The material below holds pictures; leave them out and reproduce exactly the lines from the one with "Read all visible content and emit it as JSON." through the one with "Convert this chart", inclusive.

● **TASK DATA**:
____________________

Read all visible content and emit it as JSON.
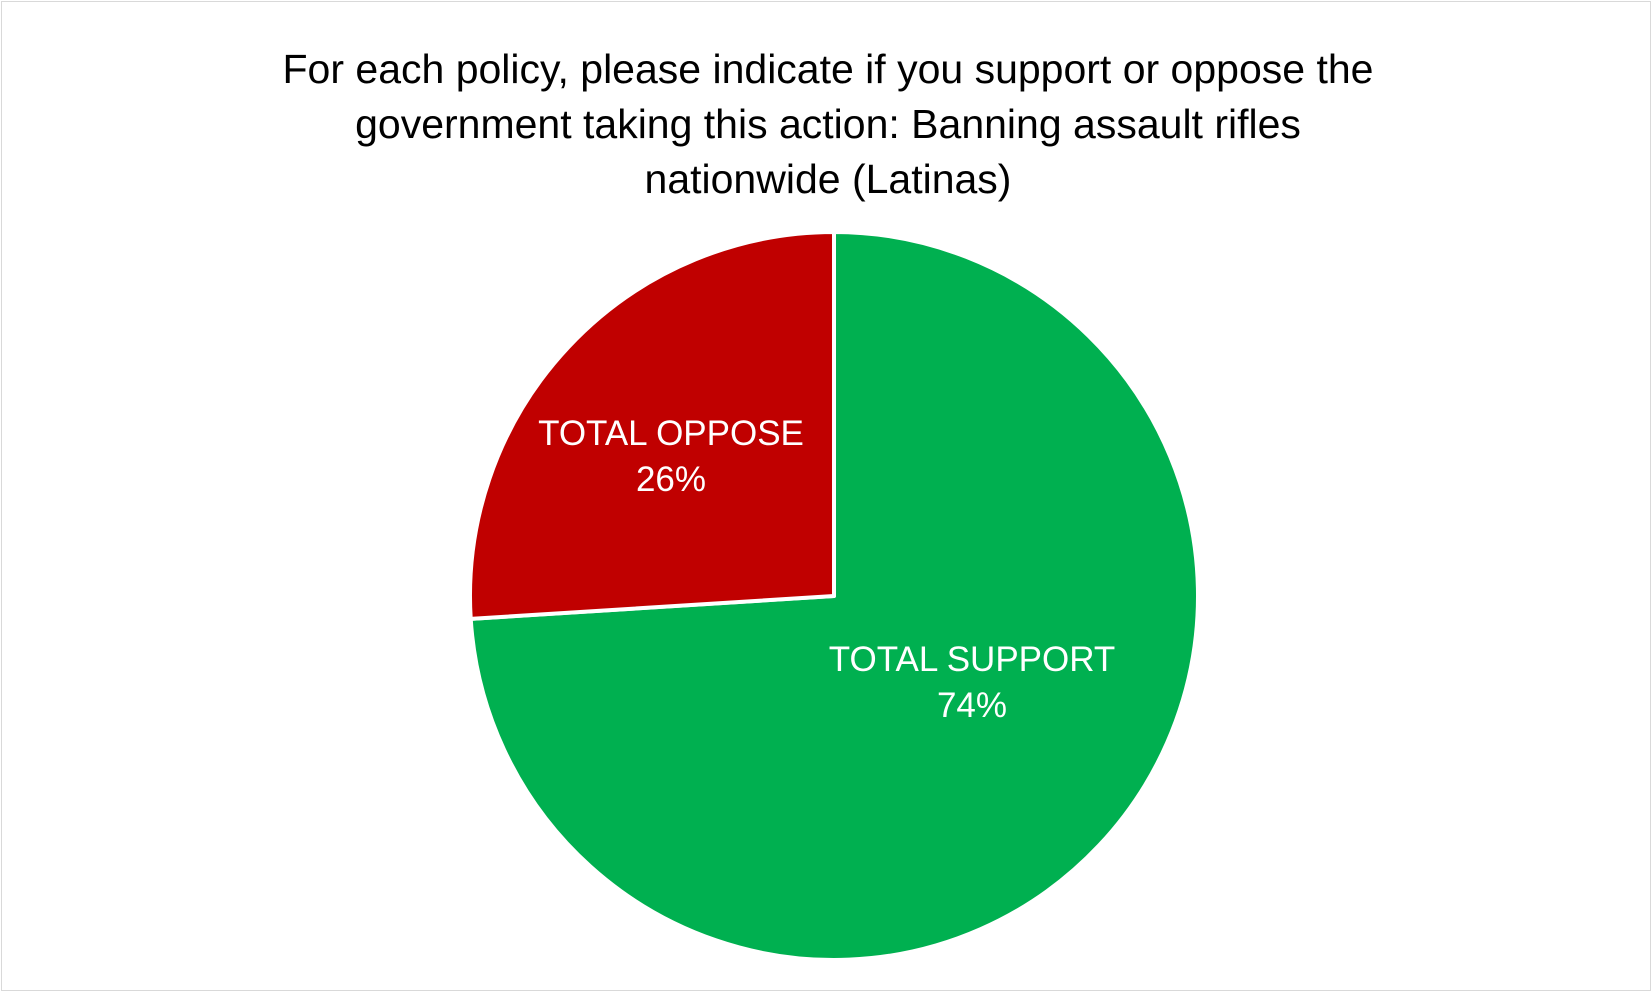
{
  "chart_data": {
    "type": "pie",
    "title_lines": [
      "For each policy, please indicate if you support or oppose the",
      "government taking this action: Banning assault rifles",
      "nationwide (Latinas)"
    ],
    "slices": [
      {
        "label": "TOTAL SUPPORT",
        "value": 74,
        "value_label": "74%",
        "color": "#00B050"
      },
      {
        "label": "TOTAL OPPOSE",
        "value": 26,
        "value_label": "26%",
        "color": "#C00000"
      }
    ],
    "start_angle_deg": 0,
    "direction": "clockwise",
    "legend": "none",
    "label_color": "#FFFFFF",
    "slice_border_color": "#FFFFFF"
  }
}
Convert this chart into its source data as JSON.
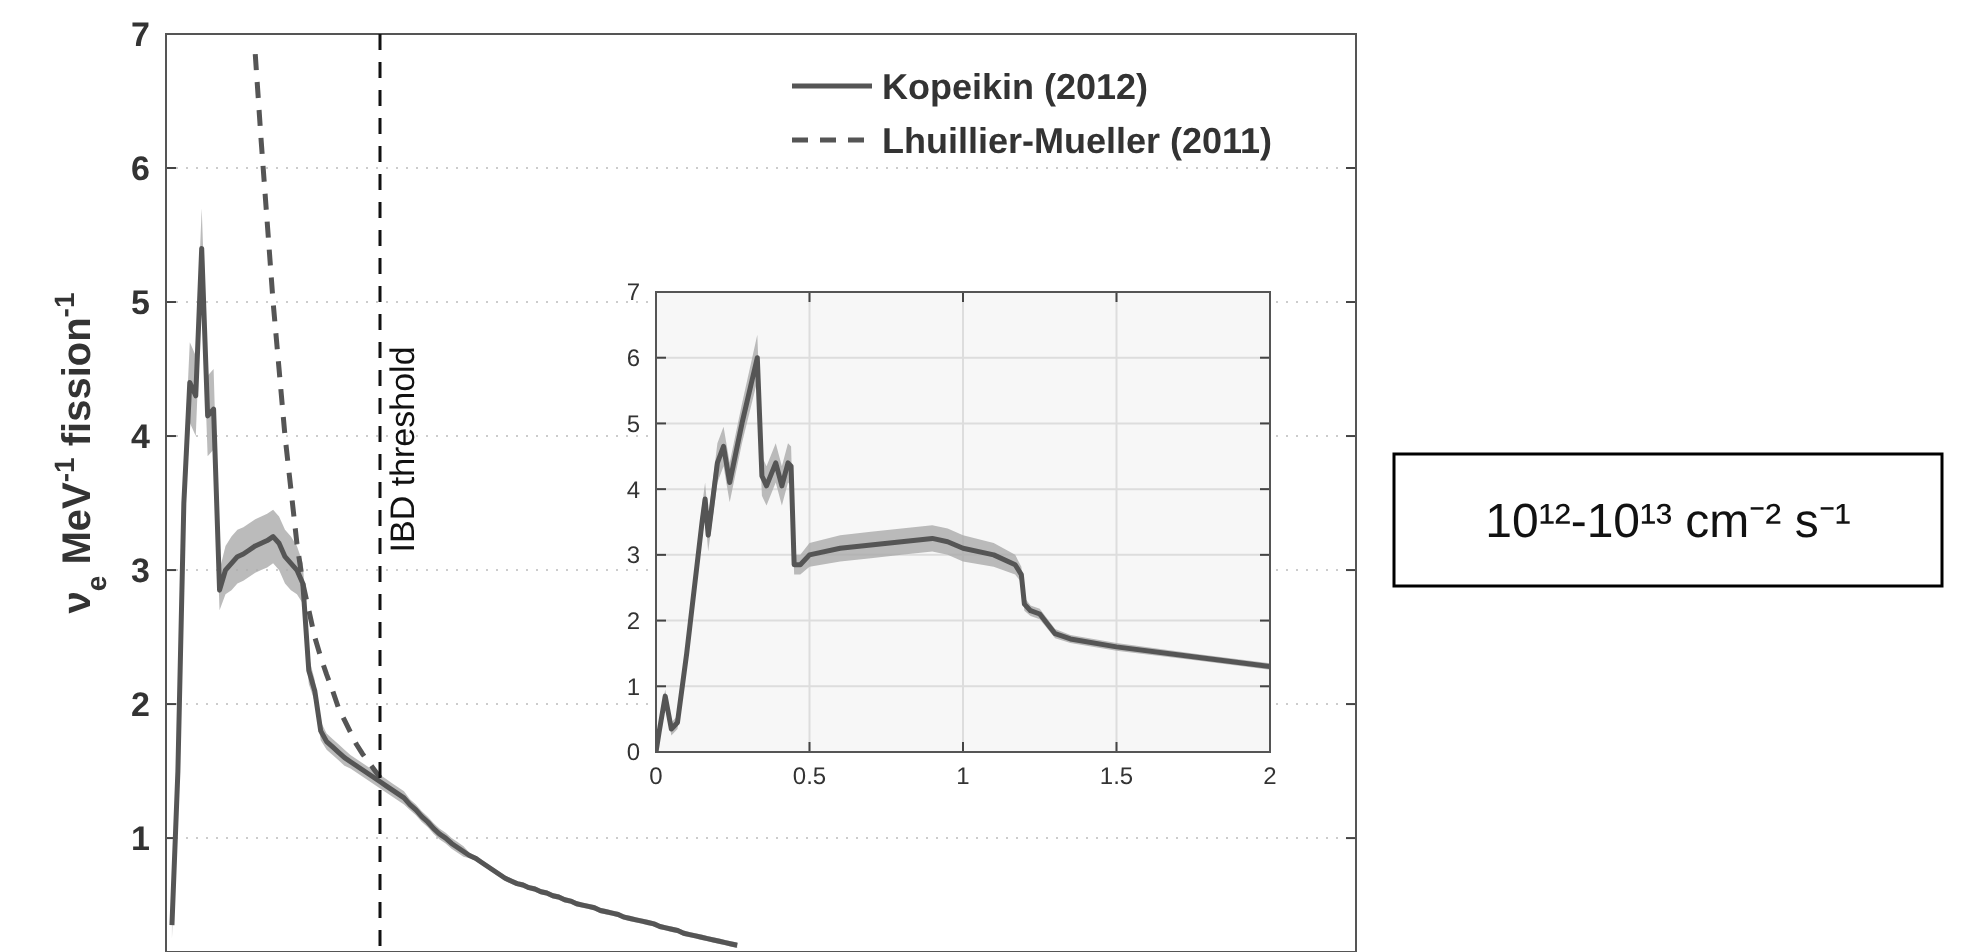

____________________

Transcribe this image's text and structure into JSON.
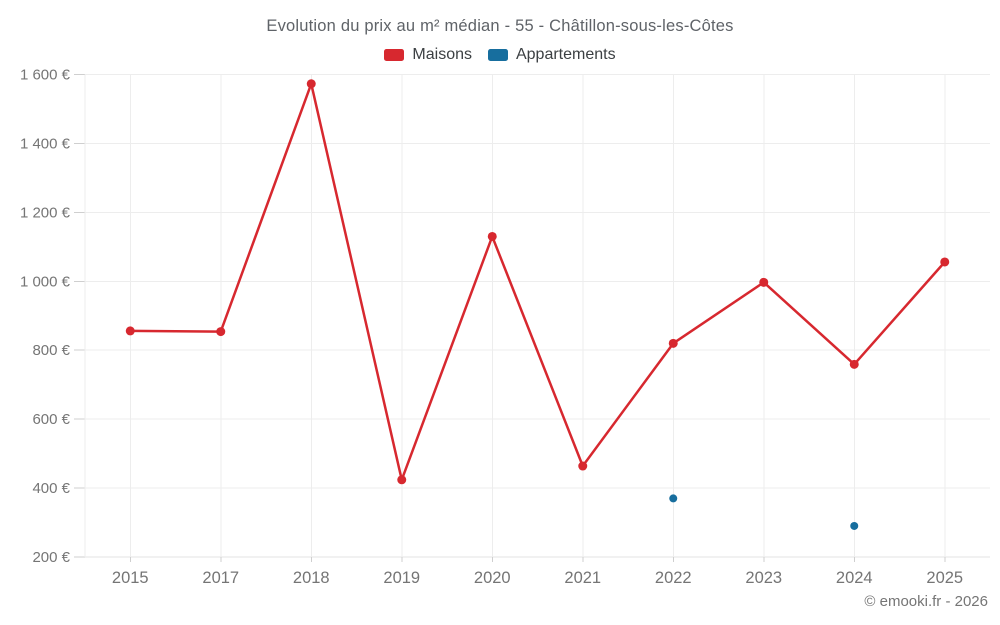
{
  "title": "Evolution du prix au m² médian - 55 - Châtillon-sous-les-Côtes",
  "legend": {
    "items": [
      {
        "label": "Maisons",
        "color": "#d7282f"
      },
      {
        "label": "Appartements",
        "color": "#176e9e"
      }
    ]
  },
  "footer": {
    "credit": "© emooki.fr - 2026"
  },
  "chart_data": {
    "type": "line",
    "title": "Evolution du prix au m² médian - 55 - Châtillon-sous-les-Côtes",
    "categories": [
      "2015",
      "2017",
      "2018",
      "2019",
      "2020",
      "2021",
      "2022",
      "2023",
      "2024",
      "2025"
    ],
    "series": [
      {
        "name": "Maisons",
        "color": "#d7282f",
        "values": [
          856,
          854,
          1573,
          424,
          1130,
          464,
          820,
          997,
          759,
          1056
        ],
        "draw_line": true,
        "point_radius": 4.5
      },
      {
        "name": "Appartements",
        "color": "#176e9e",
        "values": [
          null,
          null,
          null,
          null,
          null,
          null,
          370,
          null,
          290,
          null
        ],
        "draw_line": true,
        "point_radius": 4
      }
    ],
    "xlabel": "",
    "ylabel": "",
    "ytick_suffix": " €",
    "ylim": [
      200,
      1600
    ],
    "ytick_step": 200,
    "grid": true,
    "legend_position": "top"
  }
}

____________________

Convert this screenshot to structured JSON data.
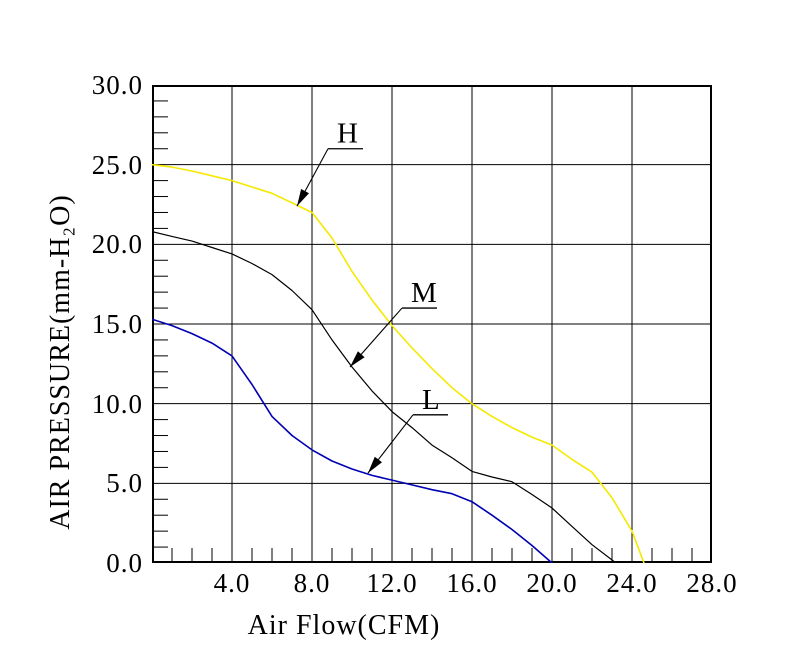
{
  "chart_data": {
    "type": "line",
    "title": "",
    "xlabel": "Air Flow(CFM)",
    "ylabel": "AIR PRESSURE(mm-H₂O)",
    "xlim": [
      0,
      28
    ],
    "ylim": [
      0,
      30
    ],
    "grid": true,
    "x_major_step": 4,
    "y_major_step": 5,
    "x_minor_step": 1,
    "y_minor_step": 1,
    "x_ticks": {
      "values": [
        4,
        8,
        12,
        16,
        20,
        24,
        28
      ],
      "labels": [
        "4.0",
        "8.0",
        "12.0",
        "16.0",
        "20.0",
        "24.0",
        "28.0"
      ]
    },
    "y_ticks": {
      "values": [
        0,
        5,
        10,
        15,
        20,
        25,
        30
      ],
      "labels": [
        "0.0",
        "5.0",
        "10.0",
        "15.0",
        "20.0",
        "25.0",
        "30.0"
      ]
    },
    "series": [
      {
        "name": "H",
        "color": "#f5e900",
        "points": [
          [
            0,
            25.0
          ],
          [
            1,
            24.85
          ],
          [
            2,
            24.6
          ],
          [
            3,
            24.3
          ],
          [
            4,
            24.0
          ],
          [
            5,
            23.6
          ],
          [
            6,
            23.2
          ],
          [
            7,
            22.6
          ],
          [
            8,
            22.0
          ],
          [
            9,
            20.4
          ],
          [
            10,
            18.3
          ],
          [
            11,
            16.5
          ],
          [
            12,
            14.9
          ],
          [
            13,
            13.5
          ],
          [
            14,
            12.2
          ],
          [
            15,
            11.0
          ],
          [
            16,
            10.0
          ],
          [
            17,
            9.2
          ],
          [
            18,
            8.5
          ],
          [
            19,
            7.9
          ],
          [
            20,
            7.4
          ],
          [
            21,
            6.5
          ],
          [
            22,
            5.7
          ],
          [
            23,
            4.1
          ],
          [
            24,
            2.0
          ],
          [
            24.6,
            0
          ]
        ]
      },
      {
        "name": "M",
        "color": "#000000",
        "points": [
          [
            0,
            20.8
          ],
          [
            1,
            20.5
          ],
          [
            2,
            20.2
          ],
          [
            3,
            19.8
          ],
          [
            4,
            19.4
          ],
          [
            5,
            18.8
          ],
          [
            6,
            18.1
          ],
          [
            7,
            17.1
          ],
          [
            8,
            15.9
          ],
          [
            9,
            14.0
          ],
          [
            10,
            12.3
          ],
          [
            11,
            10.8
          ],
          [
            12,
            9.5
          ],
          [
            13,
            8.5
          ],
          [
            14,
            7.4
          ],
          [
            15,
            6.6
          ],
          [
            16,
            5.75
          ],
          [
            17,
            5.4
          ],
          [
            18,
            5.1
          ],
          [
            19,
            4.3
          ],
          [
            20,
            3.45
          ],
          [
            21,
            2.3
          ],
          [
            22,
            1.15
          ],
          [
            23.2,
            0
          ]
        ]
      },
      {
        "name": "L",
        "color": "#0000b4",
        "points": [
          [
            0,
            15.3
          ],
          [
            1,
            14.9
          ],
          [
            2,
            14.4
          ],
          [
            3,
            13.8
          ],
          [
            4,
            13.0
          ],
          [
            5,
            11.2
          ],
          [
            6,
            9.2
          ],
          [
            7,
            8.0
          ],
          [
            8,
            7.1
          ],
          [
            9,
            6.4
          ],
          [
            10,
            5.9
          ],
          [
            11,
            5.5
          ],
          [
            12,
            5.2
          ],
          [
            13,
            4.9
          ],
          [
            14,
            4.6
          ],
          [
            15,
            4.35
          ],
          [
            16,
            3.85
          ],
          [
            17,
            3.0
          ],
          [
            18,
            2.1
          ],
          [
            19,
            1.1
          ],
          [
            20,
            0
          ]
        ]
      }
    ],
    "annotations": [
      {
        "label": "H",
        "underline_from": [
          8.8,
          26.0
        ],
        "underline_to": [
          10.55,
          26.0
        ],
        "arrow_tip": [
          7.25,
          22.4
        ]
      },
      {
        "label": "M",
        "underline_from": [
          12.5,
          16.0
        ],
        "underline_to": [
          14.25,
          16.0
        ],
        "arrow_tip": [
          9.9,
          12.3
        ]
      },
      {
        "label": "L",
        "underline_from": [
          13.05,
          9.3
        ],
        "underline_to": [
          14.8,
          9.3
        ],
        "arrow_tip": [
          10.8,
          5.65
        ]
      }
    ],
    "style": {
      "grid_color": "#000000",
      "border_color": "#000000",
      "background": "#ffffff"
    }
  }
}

____________________

● **WRITTEN ANSWER**:
Read all visible content and emit it as JSON.
{
  "chart_data": {
    "type": "pie",
    "title_lines": [
      "For each policy, please indicate if you support or oppose the",
      "government taking this action: Banning assault rifles",
      "nationwide (Latinas)"
    ],
    "slices": [
      {
        "label": "TOTAL SUPPORT",
        "value": 74,
        "value_label": "74%",
        "color": "#00B050"
      },
      {
        "label": "TOTAL OPPOSE",
        "value": 26,
        "value_label": "26%",
        "color": "#C00000"
      }
    ],
    "start_angle_deg": 0,
    "direction": "clockwise",
    "legend": "none",
    "label_color": "#FFFFFF",
    "slice_border_color": "#FFFFFF"
  }
}
Convert this chart into its source data as JSON.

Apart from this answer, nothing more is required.